Retype everything in the listing, leaving each line exactly as it is.
-- begin --
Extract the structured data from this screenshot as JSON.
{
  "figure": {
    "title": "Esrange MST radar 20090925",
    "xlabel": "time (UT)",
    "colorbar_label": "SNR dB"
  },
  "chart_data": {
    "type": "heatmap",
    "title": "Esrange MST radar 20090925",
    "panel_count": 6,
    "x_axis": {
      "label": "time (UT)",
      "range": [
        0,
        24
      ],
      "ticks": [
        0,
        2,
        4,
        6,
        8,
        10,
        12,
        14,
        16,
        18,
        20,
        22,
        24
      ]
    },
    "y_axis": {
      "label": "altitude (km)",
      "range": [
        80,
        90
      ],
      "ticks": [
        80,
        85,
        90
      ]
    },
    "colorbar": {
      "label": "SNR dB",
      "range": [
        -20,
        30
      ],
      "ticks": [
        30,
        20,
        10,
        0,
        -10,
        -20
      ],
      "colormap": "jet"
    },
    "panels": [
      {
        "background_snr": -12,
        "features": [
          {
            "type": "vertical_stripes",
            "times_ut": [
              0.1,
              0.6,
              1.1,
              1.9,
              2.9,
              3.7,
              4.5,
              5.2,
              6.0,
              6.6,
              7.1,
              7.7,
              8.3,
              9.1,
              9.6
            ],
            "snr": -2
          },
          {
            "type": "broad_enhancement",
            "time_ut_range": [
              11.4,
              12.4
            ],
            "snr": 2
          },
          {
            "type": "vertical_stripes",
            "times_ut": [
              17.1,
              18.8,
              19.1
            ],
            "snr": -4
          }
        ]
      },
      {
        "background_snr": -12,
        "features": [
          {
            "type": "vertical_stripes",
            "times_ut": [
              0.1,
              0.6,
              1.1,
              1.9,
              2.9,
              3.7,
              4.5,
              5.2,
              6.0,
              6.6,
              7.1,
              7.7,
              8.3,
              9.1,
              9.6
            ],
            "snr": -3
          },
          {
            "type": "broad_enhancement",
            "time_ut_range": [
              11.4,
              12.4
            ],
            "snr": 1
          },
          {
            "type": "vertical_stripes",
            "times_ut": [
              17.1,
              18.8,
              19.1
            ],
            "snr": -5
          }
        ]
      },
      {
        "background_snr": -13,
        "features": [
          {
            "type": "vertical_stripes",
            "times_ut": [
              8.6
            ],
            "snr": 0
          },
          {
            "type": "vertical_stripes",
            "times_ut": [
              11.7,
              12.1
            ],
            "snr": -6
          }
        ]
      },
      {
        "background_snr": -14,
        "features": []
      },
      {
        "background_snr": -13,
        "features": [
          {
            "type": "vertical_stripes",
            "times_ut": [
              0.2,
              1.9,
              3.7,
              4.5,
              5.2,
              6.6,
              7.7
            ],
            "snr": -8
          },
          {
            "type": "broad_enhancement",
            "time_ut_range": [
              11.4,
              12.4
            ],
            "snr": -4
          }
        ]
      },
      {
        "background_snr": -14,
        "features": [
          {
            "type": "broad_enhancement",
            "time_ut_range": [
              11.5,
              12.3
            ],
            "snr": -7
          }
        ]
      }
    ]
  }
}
-- end --
* Task output
Extract the structured data from this screenshot as JSON.
{
  "figure": {
    "title": "Esrange MST radar 20090925",
    "xlabel": "time (UT)",
    "colorbar_label": "SNR dB"
  },
  "chart_data": {
    "type": "heatmap",
    "title": "Esrange MST radar 20090925",
    "panel_count": 6,
    "x_axis": {
      "label": "time (UT)",
      "range": [
        0,
        24
      ],
      "ticks": [
        0,
        2,
        4,
        6,
        8,
        10,
        12,
        14,
        16,
        18,
        20,
        22,
        24
      ]
    },
    "y_axis": {
      "label": "altitude (km)",
      "range": [
        80,
        90
      ],
      "ticks": [
        80,
        85,
        90
      ]
    },
    "colorbar": {
      "label": "SNR dB",
      "range": [
        -20,
        30
      ],
      "ticks": [
        30,
        20,
        10,
        0,
        -10,
        -20
      ],
      "colormap": "jet"
    },
    "panels": [
      {
        "background_snr": -12,
        "features": [
          {
            "type": "vertical_stripes",
            "times_ut": [
              0.1,
              0.6,
              1.1,
              1.9,
              2.9,
              3.7,
              4.5,
              5.2,
              6.0,
              6.6,
              7.1,
              7.7,
              8.3,
              9.1,
              9.6
            ],
            "snr": -2
          },
          {
            "type": "broad_enhancement",
            "time_ut_range": [
              11.4,
              12.4
            ],
            "snr": 2
          },
          {
            "type": "vertical_stripes",
            "times_ut": [
              17.1,
              18.8,
              19.1
            ],
            "snr": -4
          }
        ]
      },
      {
        "background_snr": -12,
        "features": [
          {
            "type": "vertical_stripes",
            "times_ut": [
              0.1,
              0.6,
              1.1,
              1.9,
              2.9,
              3.7,
              4.5,
              5.2,
              6.0,
              6.6,
              7.1,
              7.7,
              8.3,
              9.1,
              9.6
            ],
            "snr": -3
          },
          {
            "type": "broad_enhancement",
            "time_ut_range": [
              11.4,
              12.4
            ],
            "snr": 1
          },
          {
            "type": "vertical_stripes",
            "times_ut": [
              17.1,
              18.8,
              19.1
            ],
            "snr": -5
          }
        ]
      },
      {
        "background_snr": -13,
        "features": [
          {
            "type": "vertical_stripes",
            "times_ut": [
              8.6
            ],
            "snr": 0
          },
          {
            "type": "vertical_stripes",
            "times_ut": [
              11.7,
              12.1
            ],
            "snr": -6
          }
        ]
      },
      {
        "background_snr": -14,
        "features": []
      },
      {
        "background_snr": -13,
        "features": [
          {
            "type": "vertical_stripes",
            "times_ut": [
              0.2,
              1.9,
              3.7,
              4.5,
              5.2,
              6.6,
              7.7
            ],
            "snr": -8
          },
          {
            "type": "broad_enhancement",
            "time_ut_range": [
              11.4,
              12.4
            ],
            "snr": -4
          }
        ]
      },
      {
        "background_snr": -14,
        "features": [
          {
            "type": "broad_enhancement",
            "time_ut_range": [
              11.5,
              12.3
            ],
            "snr": -7
          }
        ]
      }
    ]
  }
}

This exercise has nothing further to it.